■ **Aim of the task**
Make a verbatim copy of the entries below; pictures stay out.

Stored data entries:
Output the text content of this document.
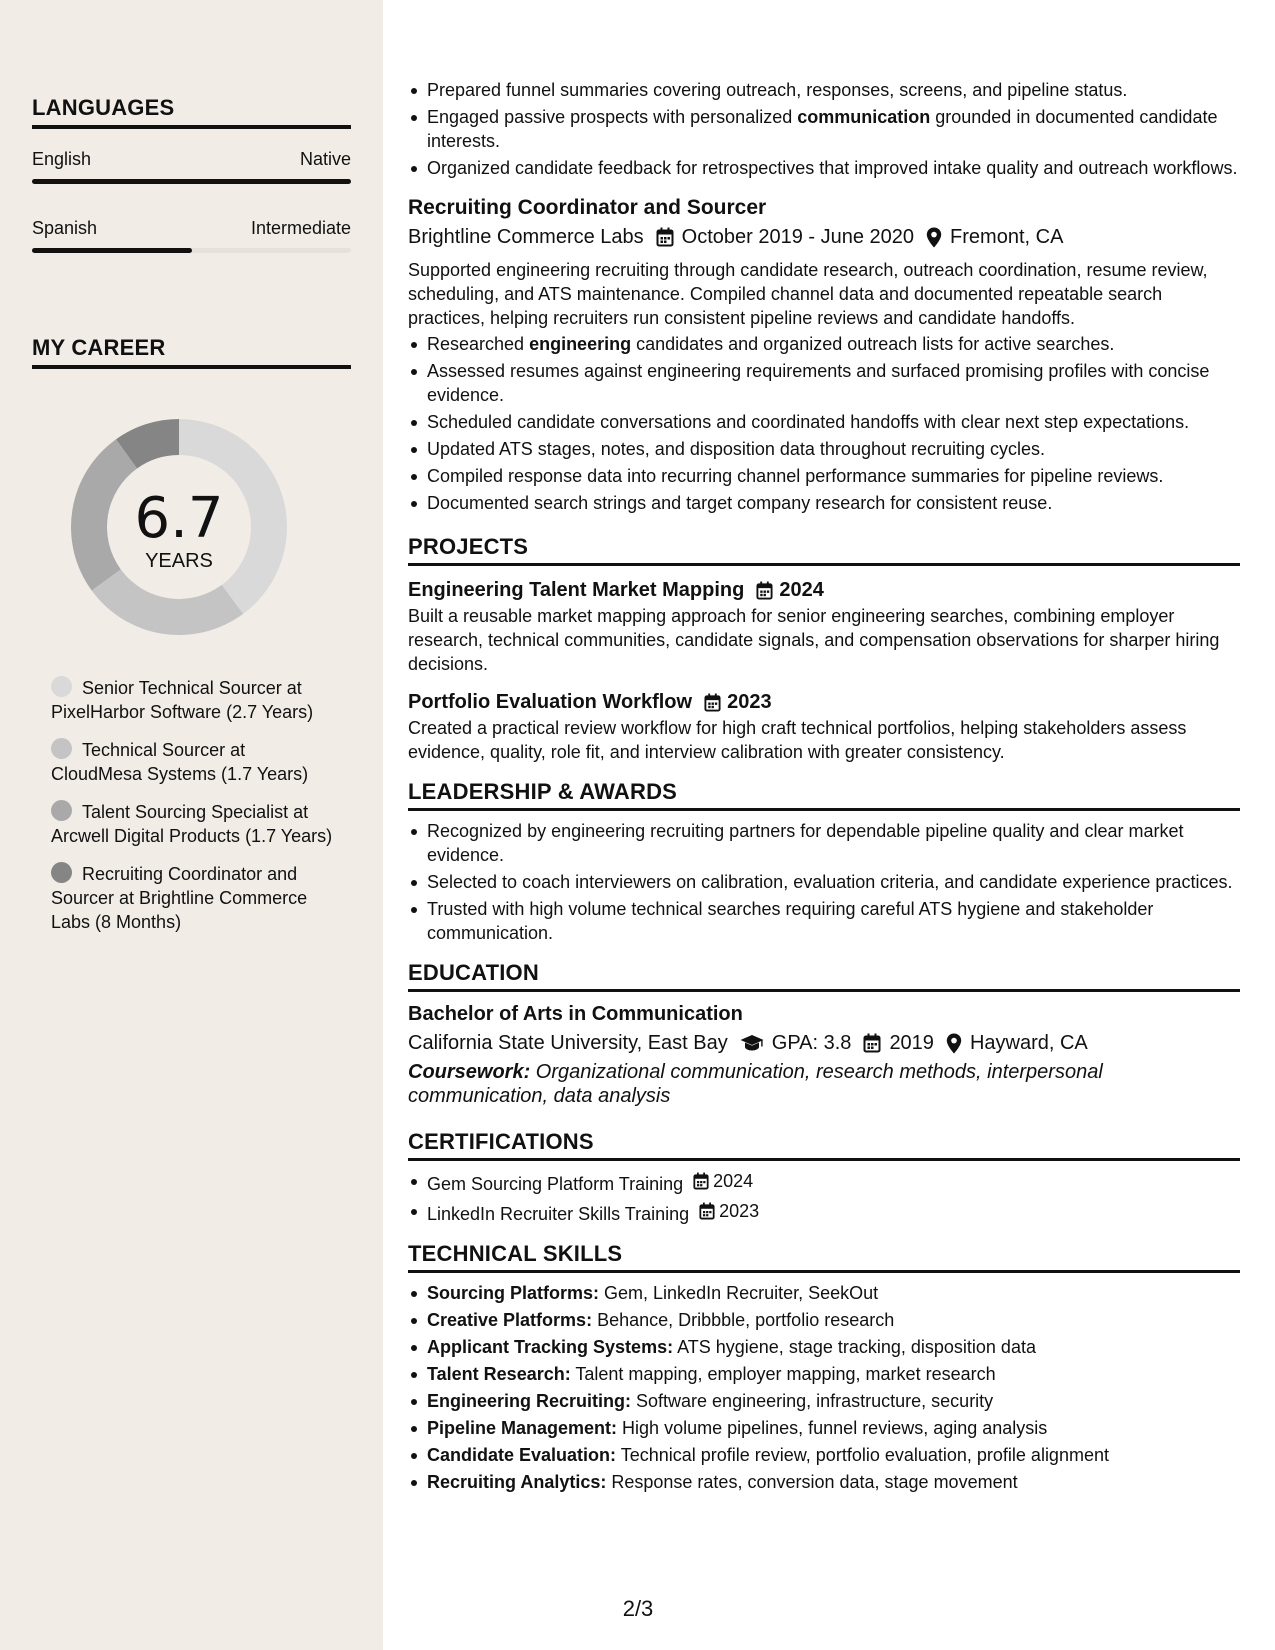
LANGUAGES
English	Native
Spanish	Intermediate
MY CAREER
6.7
YEARS
Senior Technical Sourcer at PixelHarbor Software (2.7 Years)
Technical Sourcer at CloudMesa Systems (1.7 Years)
Talent Sourcing Specialist at Arcwell Digital Products (1.7 Years)
Recruiting Coordinator and Sourcer at Brightline Commerce Labs (8 Months)
Prepared funnel summaries covering outreach, responses, screens, and pipeline status.
Engaged passive prospects with personalized communication grounded in documented candidate interests.
Organized candidate feedback for retrospectives that improved intake quality and outreach workflows.
Recruiting Coordinator and Sourcer
Brightline Commerce Labs October 2019 - June 2020 Fremont, CA
Supported engineering recruiting through candidate research, outreach coordination, resume review, scheduling, and ATS maintenance. Compiled channel data and documented repeatable search practices, helping recruiters run consistent pipeline reviews and candidate handoffs.
Researched engineering candidates and organized outreach lists for active searches.
Assessed resumes against engineering requirements and surfaced promising profiles with concise evidence.
Scheduled candidate conversations and coordinated handoffs with clear next step expectations.
Updated ATS stages, notes, and disposition data throughout recruiting cycles.
Compiled response data into recurring channel performance summaries for pipeline reviews.
Documented search strings and target company research for consistent reuse.
PROJECTS
Engineering Talent Market Mapping 2024
Built a reusable market mapping approach for senior engineering searches, combining employer research, technical communities, candidate signals, and compensation observations for sharper hiring decisions.
Portfolio Evaluation Workflow 2023
Created a practical review workflow for high craft technical portfolios, helping stakeholders assess evidence, quality, role fit, and interview calibration with greater consistency.
LEADERSHIP & AWARDS
Recognized by engineering recruiting partners for dependable pipeline quality and clear market evidence.
Selected to coach interviewers on calibration, evaluation criteria, and candidate experience practices.
Trusted with high volume technical searches requiring careful ATS hygiene and stakeholder communication.
EDUCATION
Bachelor of Arts in Communication
California State University, East Bay GPA: 3.8 2019 Hayward, CA
Coursework: Organizational communication, research methods, interpersonal communication, data analysis
CERTIFICATIONS
Gem Sourcing Platform Training 2024
LinkedIn Recruiter Skills Training 2023
TECHNICAL SKILLS
Sourcing Platforms: Gem, LinkedIn Recruiter, SeekOut
Creative Platforms: Behance, Dribbble, portfolio research
Applicant Tracking Systems: ATS hygiene, stage tracking, disposition data
Talent Research: Talent mapping, employer mapping, market research
Engineering Recruiting: Software engineering, infrastructure, security
Pipeline Management: High volume pipelines, funnel reviews, aging analysis
Candidate Evaluation: Technical profile review, portfolio evaluation, profile alignment
Recruiting Analytics: Response rates, conversion data, stage movement
2/3
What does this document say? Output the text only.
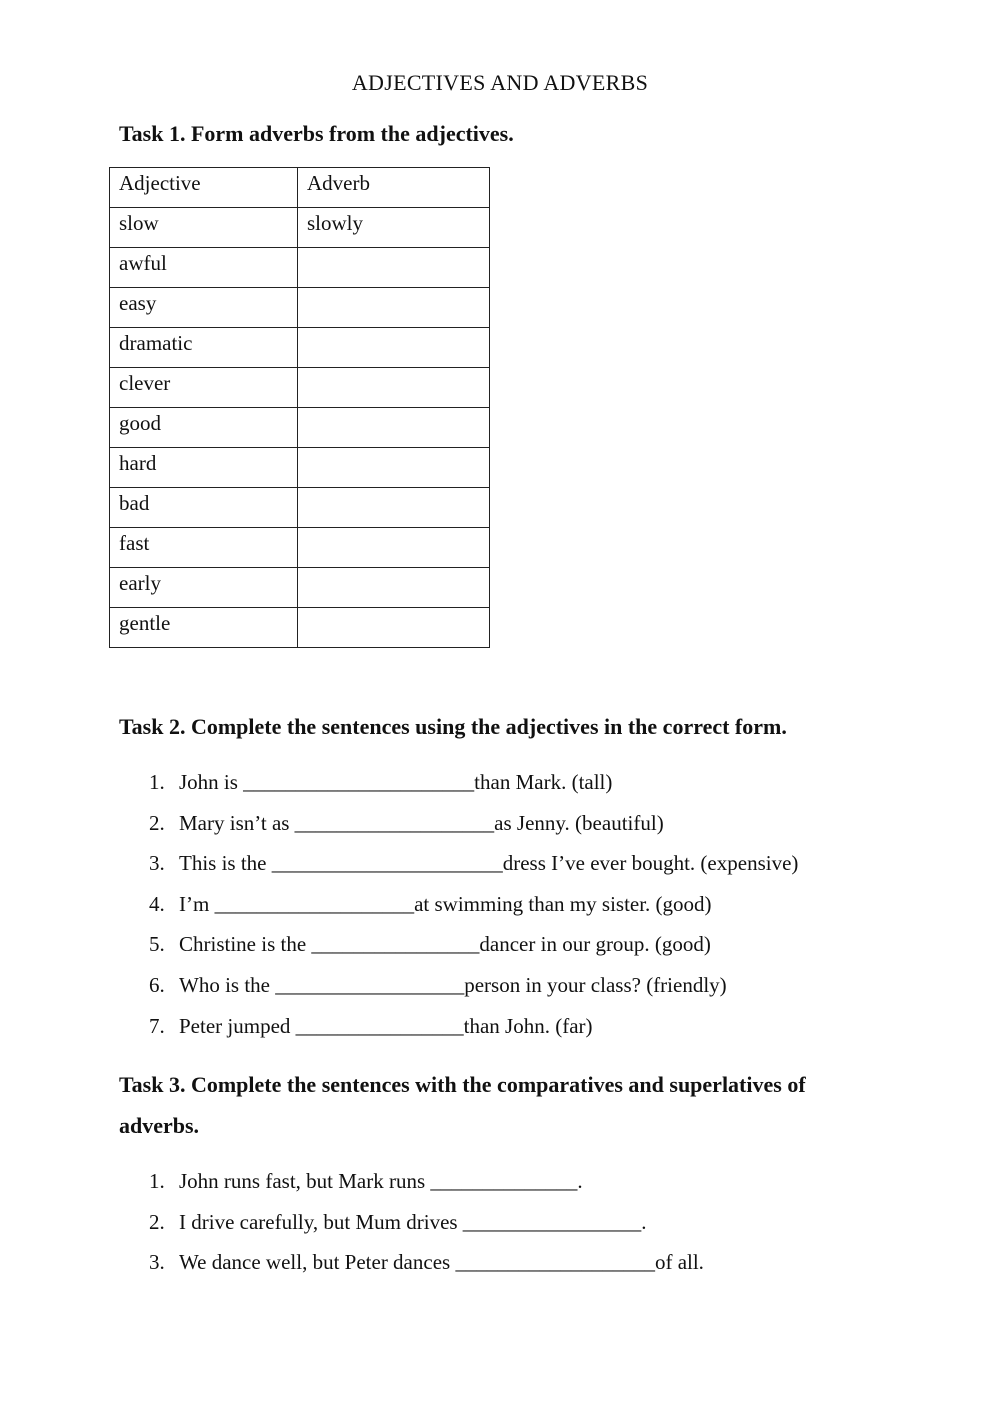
ADJECTIVES AND ADVERBS
Task 1. Form adverbs from the adjectives.
Adjective	Adverb
slow	slowly
awful	
easy	
dramatic	
clever	
good	
hard	
bad	
fast	
early	
gentle	
Task 2. Complete the sentences using the adjectives in the correct form.
1. John is ______________________than Mark. (tall)
2. Mary isn’t as ___________________as Jenny. (beautiful)
3. This is the ______________________dress I’ve ever bought. (expensive)
4. I’m ___________________at swimming than my sister. (good)
5. Christine is the ________________dancer in our group. (good)
6. Who is the __________________person in your class? (friendly)
7. Peter jumped ________________than John. (far)
Task 3. Complete the sentences with the comparatives and superlatives of adverbs.
1. John runs fast, but Mark runs ______________.
2. I drive carefully, but Mum drives _________________.
3. We dance well, but Peter dances ___________________of all.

■ **Reply to the task**
Output the text content of this document.
LANGUAGES
English	Native
Spanish	Intermediate
MY CAREER
6.7
YEARS
Senior Technical Sourcer at PixelHarbor Software (2.7 Years)
Technical Sourcer at CloudMesa Systems (1.7 Years)
Talent Sourcing Specialist at Arcwell Digital Products (1.7 Years)
Recruiting Coordinator and Sourcer at Brightline Commerce Labs (8 Months)
Prepared funnel summaries covering outreach, responses, screens, and pipeline status.
Engaged passive prospects with personalized communication grounded in documented candidate interests.
Organized candidate feedback for retrospectives that improved intake quality and outreach workflows.
Recruiting Coordinator and Sourcer
Brightline Commerce Labs October 2019 - June 2020 Fremont, CA
Supported engineering recruiting through candidate research, outreach coordination, resume review, scheduling, and ATS maintenance. Compiled channel data and documented repeatable search practices, helping recruiters run consistent pipeline reviews and candidate handoffs.
Researched engineering candidates and organized outreach lists for active searches.
Assessed resumes against engineering requirements and surfaced promising profiles with concise evidence.
Scheduled candidate conversations and coordinated handoffs with clear next step expectations.
Updated ATS stages, notes, and disposition data throughout recruiting cycles.
Compiled response data into recurring channel performance summaries for pipeline reviews.
Documented search strings and target company research for consistent reuse.
PROJECTS
Engineering Talent Market Mapping 2024
Built a reusable market mapping approach for senior engineering searches, combining employer research, technical communities, candidate signals, and compensation observations for sharper hiring decisions.
Portfolio Evaluation Workflow 2023
Created a practical review workflow for high craft technical portfolios, helping stakeholders assess evidence, quality, role fit, and interview calibration with greater consistency.
LEADERSHIP & AWARDS
Recognized by engineering recruiting partners for dependable pipeline quality and clear market evidence.
Selected to coach interviewers on calibration, evaluation criteria, and candidate experience practices.
Trusted with high volume technical searches requiring careful ATS hygiene and stakeholder communication.
EDUCATION
Bachelor of Arts in Communication
California State University, East Bay GPA: 3.8 2019 Hayward, CA
Coursework: Organizational communication, research methods, interpersonal communication, data analysis
CERTIFICATIONS
Gem Sourcing Platform Training 2024
LinkedIn Recruiter Skills Training 2023
TECHNICAL SKILLS
Sourcing Platforms: Gem, LinkedIn Recruiter, SeekOut
Creative Platforms: Behance, Dribbble, portfolio research
Applicant Tracking Systems: ATS hygiene, stage tracking, disposition data
Talent Research: Talent mapping, employer mapping, market research
Engineering Recruiting: Software engineering, infrastructure, security
Pipeline Management: High volume pipelines, funnel reviews, aging analysis
Candidate Evaluation: Technical profile review, portfolio evaluation, profile alignment
Recruiting Analytics: Response rates, conversion data, stage movement
2/3
What does this document say? Output the text only.
ADJECTIVES AND ADVERBS
Task 1. Form adverbs from the adjectives.
Adjective	Adverb
slow	slowly
awful	
easy	
dramatic	
clever	
good	
hard	
bad	
fast	
early	
gentle	
Task 2. Complete the sentences using the adjectives in the correct form.
1. John is ______________________than Mark. (tall)
2. Mary isn’t as ___________________as Jenny. (beautiful)
3. This is the ______________________dress I’ve ever bought. (expensive)
4. I’m ___________________at swimming than my sister. (good)
5. Christine is the ________________dancer in our group. (good)
6. Who is the __________________person in your class? (friendly)
7. Peter jumped ________________than John. (far)
Task 3. Complete the sentences with the comparatives and superlatives of adverbs.
1. John runs fast, but Mark runs ______________.
2. I drive carefully, but Mum drives _________________.
3. We dance well, but Peter dances ___________________of all.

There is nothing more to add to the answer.